- Stated problem -
Copy every record below, exactly as written.

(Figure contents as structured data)

━━━━━━━━

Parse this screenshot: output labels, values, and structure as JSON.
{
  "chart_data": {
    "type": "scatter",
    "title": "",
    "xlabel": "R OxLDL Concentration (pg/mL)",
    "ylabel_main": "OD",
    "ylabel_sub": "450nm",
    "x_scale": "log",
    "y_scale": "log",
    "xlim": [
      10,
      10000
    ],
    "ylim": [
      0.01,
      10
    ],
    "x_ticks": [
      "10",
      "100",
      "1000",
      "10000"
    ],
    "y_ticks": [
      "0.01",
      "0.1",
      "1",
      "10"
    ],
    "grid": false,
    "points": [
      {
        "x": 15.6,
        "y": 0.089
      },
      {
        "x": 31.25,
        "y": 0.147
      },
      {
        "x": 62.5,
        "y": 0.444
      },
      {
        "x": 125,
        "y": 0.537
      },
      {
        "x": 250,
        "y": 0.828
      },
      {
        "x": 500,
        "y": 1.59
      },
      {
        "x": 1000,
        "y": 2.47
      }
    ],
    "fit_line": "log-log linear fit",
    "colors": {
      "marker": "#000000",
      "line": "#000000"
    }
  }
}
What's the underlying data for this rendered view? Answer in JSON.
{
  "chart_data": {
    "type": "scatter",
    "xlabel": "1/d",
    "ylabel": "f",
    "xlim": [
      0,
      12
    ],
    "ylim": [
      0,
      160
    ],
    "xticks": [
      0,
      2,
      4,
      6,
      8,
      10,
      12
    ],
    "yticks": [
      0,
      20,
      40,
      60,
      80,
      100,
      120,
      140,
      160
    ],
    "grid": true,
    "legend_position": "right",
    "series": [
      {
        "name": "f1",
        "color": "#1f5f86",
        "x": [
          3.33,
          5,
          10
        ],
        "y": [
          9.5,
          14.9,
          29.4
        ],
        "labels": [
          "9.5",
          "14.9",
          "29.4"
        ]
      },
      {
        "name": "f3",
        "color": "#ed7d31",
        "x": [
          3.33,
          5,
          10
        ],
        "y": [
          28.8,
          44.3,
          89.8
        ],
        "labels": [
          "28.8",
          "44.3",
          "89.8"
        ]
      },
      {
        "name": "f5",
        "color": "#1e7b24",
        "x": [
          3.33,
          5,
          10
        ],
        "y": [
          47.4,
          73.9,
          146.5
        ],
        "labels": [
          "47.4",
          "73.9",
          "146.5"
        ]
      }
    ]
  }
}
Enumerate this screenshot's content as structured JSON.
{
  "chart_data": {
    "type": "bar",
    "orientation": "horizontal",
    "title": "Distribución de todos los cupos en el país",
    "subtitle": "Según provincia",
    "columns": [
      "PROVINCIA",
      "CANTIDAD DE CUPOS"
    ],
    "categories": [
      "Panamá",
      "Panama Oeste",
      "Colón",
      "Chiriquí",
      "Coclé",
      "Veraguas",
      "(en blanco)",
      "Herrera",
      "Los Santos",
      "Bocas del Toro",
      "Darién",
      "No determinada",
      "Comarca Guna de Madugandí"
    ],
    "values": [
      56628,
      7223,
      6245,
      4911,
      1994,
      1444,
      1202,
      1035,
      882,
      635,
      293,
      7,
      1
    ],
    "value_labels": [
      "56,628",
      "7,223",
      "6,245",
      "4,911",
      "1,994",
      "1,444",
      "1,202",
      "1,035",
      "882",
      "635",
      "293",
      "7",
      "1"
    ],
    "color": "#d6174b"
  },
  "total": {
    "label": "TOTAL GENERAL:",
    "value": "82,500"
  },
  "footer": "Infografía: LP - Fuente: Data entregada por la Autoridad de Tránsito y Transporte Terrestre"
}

━━━━━━━━

- Output -
Parse this screenshot: output labels, values, and structure as JSON.
{
  "chart_data": {
    "type": "scatter",
    "title": "",
    "xlabel": "R OxLDL Concentration (pg/mL)",
    "ylabel_main": "OD",
    "ylabel_sub": "450nm",
    "x_scale": "log",
    "y_scale": "log",
    "xlim": [
      10,
      10000
    ],
    "ylim": [
      0.01,
      10
    ],
    "x_ticks": [
      "10",
      "100",
      "1000",
      "10000"
    ],
    "y_ticks": [
      "0.01",
      "0.1",
      "1",
      "10"
    ],
    "grid": false,
    "points": [
      {
        "x": 15.6,
        "y": 0.089
      },
      {
        "x": 31.25,
        "y": 0.147
      },
      {
        "x": 62.5,
        "y": 0.444
      },
      {
        "x": 125,
        "y": 0.537
      },
      {
        "x": 250,
        "y": 0.828
      },
      {
        "x": 500,
        "y": 1.59
      },
      {
        "x": 1000,
        "y": 2.47
      }
    ],
    "fit_line": "log-log linear fit",
    "colors": {
      "marker": "#000000",
      "line": "#000000"
    }
  }
}
What's the underlying data for this rendered view? Answer in JSON.
{
  "chart_data": {
    "type": "scatter",
    "xlabel": "1/d",
    "ylabel": "f",
    "xlim": [
      0,
      12
    ],
    "ylim": [
      0,
      160
    ],
    "xticks": [
      0,
      2,
      4,
      6,
      8,
      10,
      12
    ],
    "yticks": [
      0,
      20,
      40,
      60,
      80,
      100,
      120,
      140,
      160
    ],
    "grid": true,
    "legend_position": "right",
    "series": [
      {
        "name": "f1",
        "color": "#1f5f86",
        "x": [
          3.33,
          5,
          10
        ],
        "y": [
          9.5,
          14.9,
          29.4
        ],
        "labels": [
          "9.5",
          "14.9",
          "29.4"
        ]
      },
      {
        "name": "f3",
        "color": "#ed7d31",
        "x": [
          3.33,
          5,
          10
        ],
        "y": [
          28.8,
          44.3,
          89.8
        ],
        "labels": [
          "28.8",
          "44.3",
          "89.8"
        ]
      },
      {
        "name": "f5",
        "color": "#1e7b24",
        "x": [
          3.33,
          5,
          10
        ],
        "y": [
          47.4,
          73.9,
          146.5
        ],
        "labels": [
          "47.4",
          "73.9",
          "146.5"
        ]
      }
    ]
  }
}
Enumerate this screenshot's content as structured JSON.
{
  "chart_data": {
    "type": "bar",
    "orientation": "horizontal",
    "title": "Distribución de todos los cupos en el país",
    "subtitle": "Según provincia",
    "columns": [
      "PROVINCIA",
      "CANTIDAD DE CUPOS"
    ],
    "categories": [
      "Panamá",
      "Panama Oeste",
      "Colón",
      "Chiriquí",
      "Coclé",
      "Veraguas",
      "(en blanco)",
      "Herrera",
      "Los Santos",
      "Bocas del Toro",
      "Darién",
      "No determinada",
      "Comarca Guna de Madugandí"
    ],
    "values": [
      56628,
      7223,
      6245,
      4911,
      1994,
      1444,
      1202,
      1035,
      882,
      635,
      293,
      7,
      1
    ],
    "value_labels": [
      "56,628",
      "7,223",
      "6,245",
      "4,911",
      "1,994",
      "1,444",
      "1,202",
      "1,035",
      "882",
      "635",
      "293",
      "7",
      "1"
    ],
    "color": "#d6174b"
  },
  "total": {
    "label": "TOTAL GENERAL:",
    "value": "82,500"
  },
  "footer": "Infografía: LP - Fuente: Data entregada por la Autoridad de Tránsito y Transporte Terrestre"
}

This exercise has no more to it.